[Records from a collection]
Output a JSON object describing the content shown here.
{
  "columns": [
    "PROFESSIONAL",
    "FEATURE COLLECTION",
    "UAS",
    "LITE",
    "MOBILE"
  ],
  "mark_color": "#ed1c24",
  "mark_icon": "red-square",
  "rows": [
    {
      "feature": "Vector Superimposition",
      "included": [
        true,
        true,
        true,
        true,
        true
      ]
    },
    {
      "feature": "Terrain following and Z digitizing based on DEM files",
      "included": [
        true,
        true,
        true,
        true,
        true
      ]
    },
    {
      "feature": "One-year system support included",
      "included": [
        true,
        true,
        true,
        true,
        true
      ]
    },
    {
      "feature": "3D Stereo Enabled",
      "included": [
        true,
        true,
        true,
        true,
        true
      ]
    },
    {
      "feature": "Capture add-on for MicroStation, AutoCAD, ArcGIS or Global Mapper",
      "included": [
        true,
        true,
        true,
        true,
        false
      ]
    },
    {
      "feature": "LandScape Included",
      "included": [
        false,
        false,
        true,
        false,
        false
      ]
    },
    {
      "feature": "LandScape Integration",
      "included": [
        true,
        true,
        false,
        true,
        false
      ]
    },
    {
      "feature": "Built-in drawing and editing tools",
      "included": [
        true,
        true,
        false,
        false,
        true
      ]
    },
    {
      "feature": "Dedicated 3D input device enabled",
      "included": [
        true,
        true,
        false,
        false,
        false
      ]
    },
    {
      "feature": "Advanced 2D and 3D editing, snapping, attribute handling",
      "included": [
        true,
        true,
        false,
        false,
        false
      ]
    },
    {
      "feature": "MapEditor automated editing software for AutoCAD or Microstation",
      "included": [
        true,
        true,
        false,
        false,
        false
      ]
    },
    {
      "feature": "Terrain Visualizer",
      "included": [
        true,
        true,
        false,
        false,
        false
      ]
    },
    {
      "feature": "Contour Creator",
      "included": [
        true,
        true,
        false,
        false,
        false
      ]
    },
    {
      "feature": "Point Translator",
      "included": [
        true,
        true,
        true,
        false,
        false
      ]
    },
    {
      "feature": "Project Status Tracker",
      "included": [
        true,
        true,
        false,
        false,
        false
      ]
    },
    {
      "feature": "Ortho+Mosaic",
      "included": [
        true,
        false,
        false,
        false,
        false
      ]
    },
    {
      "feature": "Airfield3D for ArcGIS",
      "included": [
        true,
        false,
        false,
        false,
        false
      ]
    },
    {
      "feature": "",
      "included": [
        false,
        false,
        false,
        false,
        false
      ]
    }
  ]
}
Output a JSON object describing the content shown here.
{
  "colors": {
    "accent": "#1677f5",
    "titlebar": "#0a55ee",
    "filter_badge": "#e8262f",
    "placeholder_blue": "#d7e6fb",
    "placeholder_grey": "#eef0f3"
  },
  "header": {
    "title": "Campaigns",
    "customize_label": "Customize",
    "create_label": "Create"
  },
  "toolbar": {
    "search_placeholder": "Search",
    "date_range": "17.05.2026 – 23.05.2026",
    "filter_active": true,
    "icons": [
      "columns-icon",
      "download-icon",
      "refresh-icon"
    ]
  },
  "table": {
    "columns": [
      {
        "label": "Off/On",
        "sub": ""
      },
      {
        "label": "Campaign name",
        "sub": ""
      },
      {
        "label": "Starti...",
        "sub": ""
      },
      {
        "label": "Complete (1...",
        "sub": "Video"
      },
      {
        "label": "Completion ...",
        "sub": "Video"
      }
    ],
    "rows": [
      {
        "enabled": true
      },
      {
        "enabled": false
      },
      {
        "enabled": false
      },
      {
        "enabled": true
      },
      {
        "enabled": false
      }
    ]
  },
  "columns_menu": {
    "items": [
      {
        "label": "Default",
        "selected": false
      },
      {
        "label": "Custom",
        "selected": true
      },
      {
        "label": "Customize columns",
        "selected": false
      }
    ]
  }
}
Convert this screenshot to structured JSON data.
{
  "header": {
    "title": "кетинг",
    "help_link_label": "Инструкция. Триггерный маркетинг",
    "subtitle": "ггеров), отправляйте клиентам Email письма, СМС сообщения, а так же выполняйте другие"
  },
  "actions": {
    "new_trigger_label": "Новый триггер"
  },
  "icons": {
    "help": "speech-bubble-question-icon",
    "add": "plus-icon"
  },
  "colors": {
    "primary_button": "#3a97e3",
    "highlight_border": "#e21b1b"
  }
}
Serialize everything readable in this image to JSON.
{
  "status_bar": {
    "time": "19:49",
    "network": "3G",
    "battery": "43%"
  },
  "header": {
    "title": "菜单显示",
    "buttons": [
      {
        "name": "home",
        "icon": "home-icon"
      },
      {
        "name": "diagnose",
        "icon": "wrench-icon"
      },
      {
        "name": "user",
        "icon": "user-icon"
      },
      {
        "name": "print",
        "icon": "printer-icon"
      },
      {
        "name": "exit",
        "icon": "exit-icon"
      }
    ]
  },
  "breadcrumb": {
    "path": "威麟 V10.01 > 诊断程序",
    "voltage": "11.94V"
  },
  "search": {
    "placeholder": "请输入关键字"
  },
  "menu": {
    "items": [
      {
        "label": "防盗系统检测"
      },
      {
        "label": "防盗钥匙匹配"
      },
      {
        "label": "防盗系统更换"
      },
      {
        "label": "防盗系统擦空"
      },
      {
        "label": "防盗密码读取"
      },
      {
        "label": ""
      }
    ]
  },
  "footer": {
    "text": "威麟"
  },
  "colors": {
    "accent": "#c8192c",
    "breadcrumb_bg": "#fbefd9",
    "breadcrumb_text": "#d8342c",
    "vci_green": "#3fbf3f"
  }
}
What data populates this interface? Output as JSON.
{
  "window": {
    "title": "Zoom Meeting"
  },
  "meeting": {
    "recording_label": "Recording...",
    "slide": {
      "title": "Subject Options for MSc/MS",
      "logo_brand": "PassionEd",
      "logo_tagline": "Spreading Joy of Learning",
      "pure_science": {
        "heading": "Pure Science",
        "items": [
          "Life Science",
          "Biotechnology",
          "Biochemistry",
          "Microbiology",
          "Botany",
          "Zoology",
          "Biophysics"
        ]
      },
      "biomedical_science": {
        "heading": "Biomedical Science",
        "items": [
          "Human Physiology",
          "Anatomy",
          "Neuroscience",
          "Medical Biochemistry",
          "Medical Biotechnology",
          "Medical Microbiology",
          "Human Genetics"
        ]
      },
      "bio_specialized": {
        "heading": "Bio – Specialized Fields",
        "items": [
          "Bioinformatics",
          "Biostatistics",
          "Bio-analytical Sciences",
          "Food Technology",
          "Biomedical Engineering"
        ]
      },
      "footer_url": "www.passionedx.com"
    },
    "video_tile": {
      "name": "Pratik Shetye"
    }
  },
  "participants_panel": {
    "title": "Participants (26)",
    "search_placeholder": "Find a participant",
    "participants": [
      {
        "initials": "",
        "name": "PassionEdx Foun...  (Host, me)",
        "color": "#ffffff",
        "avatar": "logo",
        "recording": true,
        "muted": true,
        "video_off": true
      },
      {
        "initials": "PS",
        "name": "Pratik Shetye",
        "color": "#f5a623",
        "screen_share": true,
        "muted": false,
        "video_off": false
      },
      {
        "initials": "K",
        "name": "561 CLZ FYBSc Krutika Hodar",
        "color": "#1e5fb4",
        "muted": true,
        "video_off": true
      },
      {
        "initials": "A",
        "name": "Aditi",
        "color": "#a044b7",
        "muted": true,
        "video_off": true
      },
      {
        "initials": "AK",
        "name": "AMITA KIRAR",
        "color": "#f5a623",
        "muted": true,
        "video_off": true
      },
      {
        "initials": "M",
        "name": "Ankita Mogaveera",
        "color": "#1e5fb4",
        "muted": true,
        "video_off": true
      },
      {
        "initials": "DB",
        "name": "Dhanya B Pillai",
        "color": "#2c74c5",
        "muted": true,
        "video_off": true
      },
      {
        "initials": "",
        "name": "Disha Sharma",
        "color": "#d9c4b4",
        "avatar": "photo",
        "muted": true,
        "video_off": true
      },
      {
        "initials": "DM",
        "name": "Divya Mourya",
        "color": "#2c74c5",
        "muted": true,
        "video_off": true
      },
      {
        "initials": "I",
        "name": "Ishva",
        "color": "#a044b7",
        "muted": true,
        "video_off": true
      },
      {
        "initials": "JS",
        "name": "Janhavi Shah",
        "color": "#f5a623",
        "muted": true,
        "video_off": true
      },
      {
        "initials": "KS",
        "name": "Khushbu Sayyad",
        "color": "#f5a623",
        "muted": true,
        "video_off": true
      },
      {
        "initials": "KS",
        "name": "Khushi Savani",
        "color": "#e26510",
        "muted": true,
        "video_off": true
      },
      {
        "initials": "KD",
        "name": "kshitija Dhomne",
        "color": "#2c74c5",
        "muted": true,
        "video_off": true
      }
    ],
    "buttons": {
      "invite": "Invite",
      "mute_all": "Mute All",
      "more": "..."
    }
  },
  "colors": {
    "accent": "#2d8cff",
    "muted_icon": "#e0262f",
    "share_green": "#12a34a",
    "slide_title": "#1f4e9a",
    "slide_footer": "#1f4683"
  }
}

*REQUIRED TASK*
From the records above, copy every line that holds the word "LandScape".

*ANSWER FOR THIS EXERCISE*
      "feature": "LandScape Included",
      "feature": "LandScape Integration",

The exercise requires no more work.